[Problem details]
Extract the records in full, leaving every picture out.

[Supplied records]
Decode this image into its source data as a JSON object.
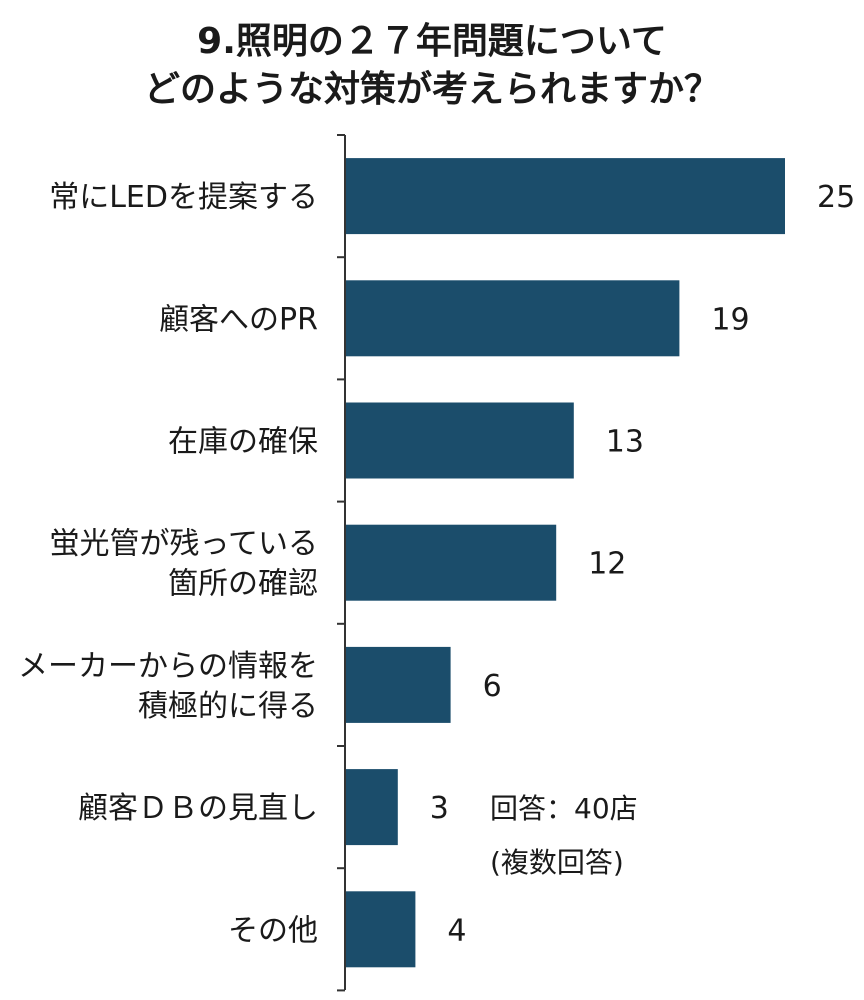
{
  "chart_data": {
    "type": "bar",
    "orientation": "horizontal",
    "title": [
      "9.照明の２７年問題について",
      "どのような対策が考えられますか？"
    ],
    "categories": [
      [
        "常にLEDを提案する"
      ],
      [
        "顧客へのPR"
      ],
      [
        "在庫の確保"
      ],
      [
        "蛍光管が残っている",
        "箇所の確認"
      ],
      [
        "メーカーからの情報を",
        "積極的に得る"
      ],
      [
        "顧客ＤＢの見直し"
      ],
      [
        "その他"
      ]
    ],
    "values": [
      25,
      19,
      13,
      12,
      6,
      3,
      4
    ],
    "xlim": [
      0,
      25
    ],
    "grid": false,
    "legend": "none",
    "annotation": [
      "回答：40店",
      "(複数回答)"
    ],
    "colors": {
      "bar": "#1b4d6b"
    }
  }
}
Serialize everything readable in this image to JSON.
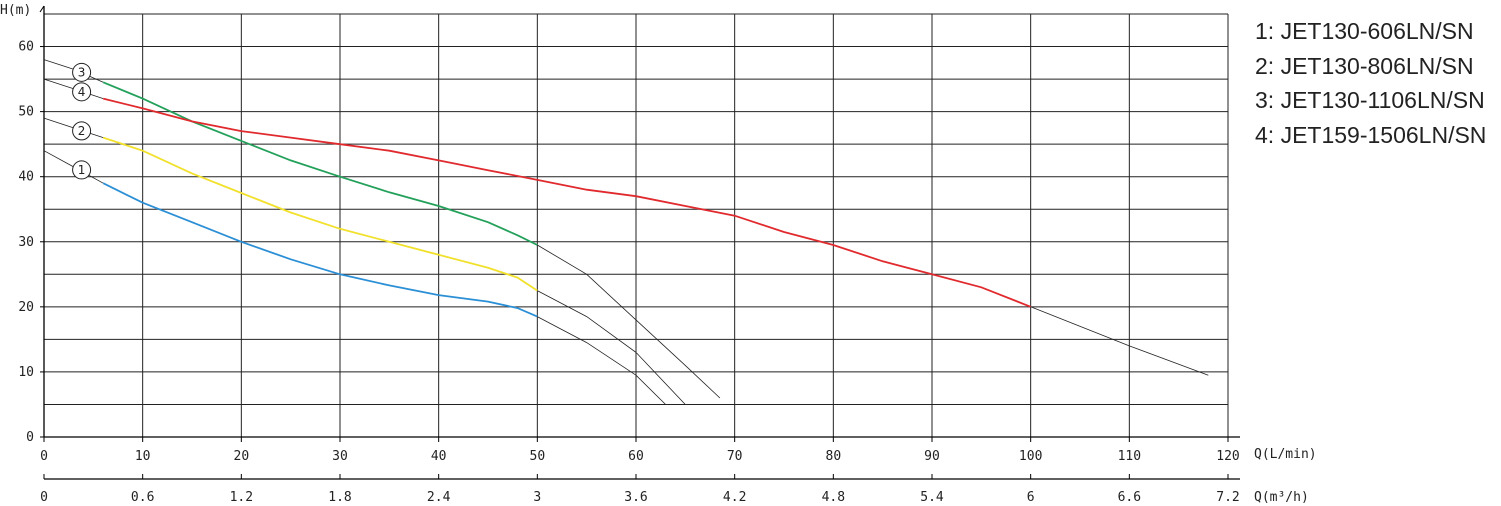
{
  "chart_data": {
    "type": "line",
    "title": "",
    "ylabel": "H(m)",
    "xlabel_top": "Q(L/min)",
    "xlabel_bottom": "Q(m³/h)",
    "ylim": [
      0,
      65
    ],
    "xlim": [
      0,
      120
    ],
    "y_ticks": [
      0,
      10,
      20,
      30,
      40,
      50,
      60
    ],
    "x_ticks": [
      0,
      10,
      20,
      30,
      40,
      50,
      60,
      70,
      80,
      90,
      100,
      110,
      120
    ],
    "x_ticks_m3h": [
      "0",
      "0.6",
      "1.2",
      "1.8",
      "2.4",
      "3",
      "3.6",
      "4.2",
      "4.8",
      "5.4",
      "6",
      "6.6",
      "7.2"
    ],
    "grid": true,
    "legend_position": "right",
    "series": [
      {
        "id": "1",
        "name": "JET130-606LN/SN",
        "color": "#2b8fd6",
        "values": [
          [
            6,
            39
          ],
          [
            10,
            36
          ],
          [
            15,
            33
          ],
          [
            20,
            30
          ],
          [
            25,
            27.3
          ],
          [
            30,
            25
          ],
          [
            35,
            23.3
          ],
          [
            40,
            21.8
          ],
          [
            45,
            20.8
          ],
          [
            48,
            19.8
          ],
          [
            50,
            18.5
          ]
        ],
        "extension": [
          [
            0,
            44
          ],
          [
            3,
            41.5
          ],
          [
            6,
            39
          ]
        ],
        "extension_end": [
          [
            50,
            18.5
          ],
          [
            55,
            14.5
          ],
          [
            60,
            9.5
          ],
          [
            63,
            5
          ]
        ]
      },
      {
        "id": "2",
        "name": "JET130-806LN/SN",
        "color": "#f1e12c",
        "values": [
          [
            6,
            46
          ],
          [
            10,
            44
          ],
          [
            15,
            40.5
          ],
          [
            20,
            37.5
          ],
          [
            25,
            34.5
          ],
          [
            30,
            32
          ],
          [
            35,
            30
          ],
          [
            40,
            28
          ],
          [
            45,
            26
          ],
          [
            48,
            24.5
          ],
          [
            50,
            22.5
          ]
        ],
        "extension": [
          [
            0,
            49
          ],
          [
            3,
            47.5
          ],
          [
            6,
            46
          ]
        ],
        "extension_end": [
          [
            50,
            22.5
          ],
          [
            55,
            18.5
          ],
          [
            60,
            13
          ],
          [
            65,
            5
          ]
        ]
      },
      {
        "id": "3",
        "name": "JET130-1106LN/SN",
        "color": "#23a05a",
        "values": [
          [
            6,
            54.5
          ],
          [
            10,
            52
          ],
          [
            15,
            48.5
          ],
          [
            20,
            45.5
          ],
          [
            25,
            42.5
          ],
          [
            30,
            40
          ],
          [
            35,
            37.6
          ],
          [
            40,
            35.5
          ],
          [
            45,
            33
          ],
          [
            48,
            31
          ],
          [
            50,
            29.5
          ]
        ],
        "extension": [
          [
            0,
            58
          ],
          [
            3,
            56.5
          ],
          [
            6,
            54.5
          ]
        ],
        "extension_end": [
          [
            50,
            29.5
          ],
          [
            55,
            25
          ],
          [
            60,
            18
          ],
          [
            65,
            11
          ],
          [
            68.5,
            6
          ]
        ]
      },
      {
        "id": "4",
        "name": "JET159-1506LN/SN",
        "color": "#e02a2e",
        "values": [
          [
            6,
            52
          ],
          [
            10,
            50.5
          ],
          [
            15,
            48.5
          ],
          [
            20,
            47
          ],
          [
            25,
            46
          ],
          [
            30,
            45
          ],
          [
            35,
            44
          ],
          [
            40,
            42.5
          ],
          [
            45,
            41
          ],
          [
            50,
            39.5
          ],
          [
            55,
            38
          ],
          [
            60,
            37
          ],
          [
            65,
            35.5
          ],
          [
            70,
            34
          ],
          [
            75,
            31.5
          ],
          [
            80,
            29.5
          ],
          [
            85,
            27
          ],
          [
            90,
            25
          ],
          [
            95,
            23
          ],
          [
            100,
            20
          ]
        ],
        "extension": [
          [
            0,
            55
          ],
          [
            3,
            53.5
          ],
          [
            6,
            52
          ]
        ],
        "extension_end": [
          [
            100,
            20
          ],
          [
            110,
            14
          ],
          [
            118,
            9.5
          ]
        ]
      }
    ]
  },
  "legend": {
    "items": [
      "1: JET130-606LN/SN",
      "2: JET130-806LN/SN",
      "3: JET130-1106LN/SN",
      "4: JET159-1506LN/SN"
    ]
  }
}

[Exercise result]
Decode this image into its source data as a JSON object.
{
  "chart_data": {
    "type": "bar",
    "orientation": "horizontal",
    "title": [
      "9.照明の２７年問題について",
      "どのような対策が考えられますか？"
    ],
    "categories": [
      [
        "常にLEDを提案する"
      ],
      [
        "顧客へのPR"
      ],
      [
        "在庫の確保"
      ],
      [
        "蛍光管が残っている",
        "箇所の確認"
      ],
      [
        "メーカーからの情報を",
        "積極的に得る"
      ],
      [
        "顧客ＤＢの見直し"
      ],
      [
        "その他"
      ]
    ],
    "values": [
      25,
      19,
      13,
      12,
      6,
      3,
      4
    ],
    "xlim": [
      0,
      25
    ],
    "grid": false,
    "legend": "none",
    "annotation": [
      "回答：40店",
      "(複数回答)"
    ],
    "colors": {
      "bar": "#1b4d6b"
    }
  }
}
Serialize everything readable in this image to JSON.
{
  "chart_data": {
    "type": "line",
    "title": "",
    "ylabel": "H(m)",
    "xlabel_top": "Q(L/min)",
    "xlabel_bottom": "Q(m³/h)",
    "ylim": [
      0,
      65
    ],
    "xlim": [
      0,
      120
    ],
    "y_ticks": [
      0,
      10,
      20,
      30,
      40,
      50,
      60
    ],
    "x_ticks": [
      0,
      10,
      20,
      30,
      40,
      50,
      60,
      70,
      80,
      90,
      100,
      110,
      120
    ],
    "x_ticks_m3h": [
      "0",
      "0.6",
      "1.2",
      "1.8",
      "2.4",
      "3",
      "3.6",
      "4.2",
      "4.8",
      "5.4",
      "6",
      "6.6",
      "7.2"
    ],
    "grid": true,
    "legend_position": "right",
    "series": [
      {
        "id": "1",
        "name": "JET130-606LN/SN",
        "color": "#2b8fd6",
        "values": [
          [
            6,
            39
          ],
          [
            10,
            36
          ],
          [
            15,
            33
          ],
          [
            20,
            30
          ],
          [
            25,
            27.3
          ],
          [
            30,
            25
          ],
          [
            35,
            23.3
          ],
          [
            40,
            21.8
          ],
          [
            45,
            20.8
          ],
          [
            48,
            19.8
          ],
          [
            50,
            18.5
          ]
        ],
        "extension": [
          [
            0,
            44
          ],
          [
            3,
            41.5
          ],
          [
            6,
            39
          ]
        ],
        "extension_end": [
          [
            50,
            18.5
          ],
          [
            55,
            14.5
          ],
          [
            60,
            9.5
          ],
          [
            63,
            5
          ]
        ]
      },
      {
        "id": "2",
        "name": "JET130-806LN/SN",
        "color": "#f1e12c",
        "values": [
          [
            6,
            46
          ],
          [
            10,
            44
          ],
          [
            15,
            40.5
          ],
          [
            20,
            37.5
          ],
          [
            25,
            34.5
          ],
          [
            30,
            32
          ],
          [
            35,
            30
          ],
          [
            40,
            28
          ],
          [
            45,
            26
          ],
          [
            48,
            24.5
          ],
          [
            50,
            22.5
          ]
        ],
        "extension": [
          [
            0,
            49
          ],
          [
            3,
            47.5
          ],
          [
            6,
            46
          ]
        ],
        "extension_end": [
          [
            50,
            22.5
          ],
          [
            55,
            18.5
          ],
          [
            60,
            13
          ],
          [
            65,
            5
          ]
        ]
      },
      {
        "id": "3",
        "name": "JET130-1106LN/SN",
        "color": "#23a05a",
        "values": [
          [
            6,
            54.5
          ],
          [
            10,
            52
          ],
          [
            15,
            48.5
          ],
          [
            20,
            45.5
          ],
          [
            25,
            42.5
          ],
          [
            30,
            40
          ],
          [
            35,
            37.6
          ],
          [
            40,
            35.5
          ],
          [
            45,
            33
          ],
          [
            48,
            31
          ],
          [
            50,
            29.5
          ]
        ],
        "extension": [
          [
            0,
            58
          ],
          [
            3,
            56.5
          ],
          [
            6,
            54.5
          ]
        ],
        "extension_end": [
          [
            50,
            29.5
          ],
          [
            55,
            25
          ],
          [
            60,
            18
          ],
          [
            65,
            11
          ],
          [
            68.5,
            6
          ]
        ]
      },
      {
        "id": "4",
        "name": "JET159-1506LN/SN",
        "color": "#e02a2e",
        "values": [
          [
            6,
            52
          ],
          [
            10,
            50.5
          ],
          [
            15,
            48.5
          ],
          [
            20,
            47
          ],
          [
            25,
            46
          ],
          [
            30,
            45
          ],
          [
            35,
            44
          ],
          [
            40,
            42.5
          ],
          [
            45,
            41
          ],
          [
            50,
            39.5
          ],
          [
            55,
            38
          ],
          [
            60,
            37
          ],
          [
            65,
            35.5
          ],
          [
            70,
            34
          ],
          [
            75,
            31.5
          ],
          [
            80,
            29.5
          ],
          [
            85,
            27
          ],
          [
            90,
            25
          ],
          [
            95,
            23
          ],
          [
            100,
            20
          ]
        ],
        "extension": [
          [
            0,
            55
          ],
          [
            3,
            53.5
          ],
          [
            6,
            52
          ]
        ],
        "extension_end": [
          [
            100,
            20
          ],
          [
            110,
            14
          ],
          [
            118,
            9.5
          ]
        ]
      }
    ]
  },
  "legend": {
    "items": [
      "1: JET130-606LN/SN",
      "2: JET130-806LN/SN",
      "3: JET130-1106LN/SN",
      "4: JET159-1506LN/SN"
    ]
  }
}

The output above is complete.